— Start —

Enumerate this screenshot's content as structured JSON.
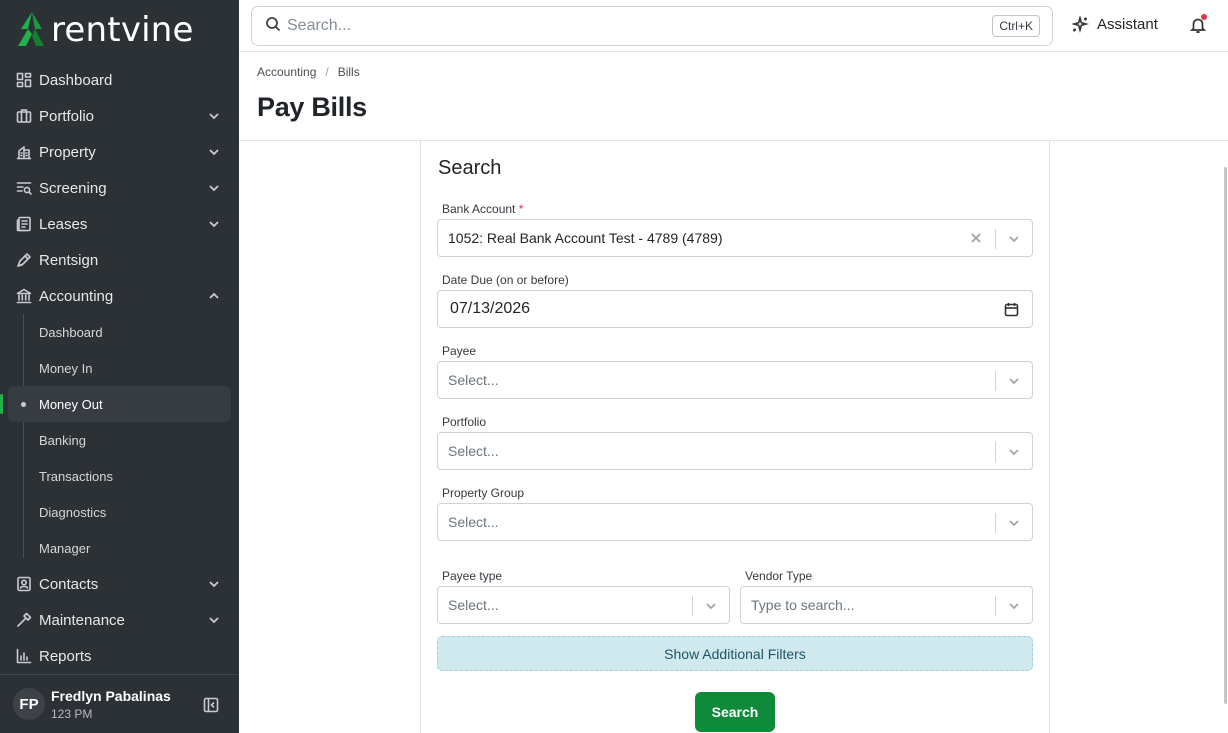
{
  "brand": {
    "name": "rentvine",
    "accent": "#22b14c"
  },
  "sidebar": {
    "items": [
      {
        "label": "Dashboard",
        "icon": "dashboard-icon",
        "has_chevron": false
      },
      {
        "label": "Portfolio",
        "icon": "portfolio-icon",
        "has_chevron": true
      },
      {
        "label": "Property",
        "icon": "property-icon",
        "has_chevron": true
      },
      {
        "label": "Screening",
        "icon": "screening-icon",
        "has_chevron": true
      },
      {
        "label": "Leases",
        "icon": "leases-icon",
        "has_chevron": true
      },
      {
        "label": "Rentsign",
        "icon": "rentsign-icon",
        "has_chevron": false
      },
      {
        "label": "Accounting",
        "icon": "accounting-icon",
        "has_chevron": true,
        "expanded": true
      }
    ],
    "accounting_sub": [
      "Dashboard",
      "Money In",
      "Money Out",
      "Banking",
      "Transactions",
      "Diagnostics",
      "Manager"
    ],
    "active_sub": "Money Out",
    "items_after": [
      {
        "label": "Contacts",
        "icon": "contacts-icon",
        "has_chevron": true
      },
      {
        "label": "Maintenance",
        "icon": "maintenance-icon",
        "has_chevron": true
      },
      {
        "label": "Reports",
        "icon": "reports-icon",
        "has_chevron": false
      }
    ],
    "user": {
      "initials": "FP",
      "name": "Fredlyn Pabalinas",
      "time": "123 PM"
    }
  },
  "topbar": {
    "search_placeholder": "Search...",
    "shortcut": "Ctrl+K",
    "assistant_label": "Assistant"
  },
  "header": {
    "breadcrumb": [
      "Accounting",
      "Bills"
    ],
    "title": "Pay Bills"
  },
  "form": {
    "title": "Search",
    "bank_account": {
      "label": "Bank Account",
      "required_mark": "*",
      "value": "1052: Real Bank Account Test - 4789 (4789)"
    },
    "date_due": {
      "label": "Date Due (on or before)",
      "value": "07/13/2026"
    },
    "payee": {
      "label": "Payee",
      "placeholder": "Select..."
    },
    "portfolio": {
      "label": "Portfolio",
      "placeholder": "Select..."
    },
    "property_group": {
      "label": "Property Group",
      "placeholder": "Select..."
    },
    "payee_type": {
      "label": "Payee type",
      "placeholder": "Select..."
    },
    "vendor_type": {
      "label": "Vendor Type",
      "placeholder": "Type to search..."
    },
    "filters_label": "Show Additional Filters",
    "search_label": "Search"
  }
}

— End —

■ Task description
Choose all lines containing the string "Money" and copy them out.

■ Finished exercise
      "Money In",
      "Money Out",
    "active_sub": "Money Out",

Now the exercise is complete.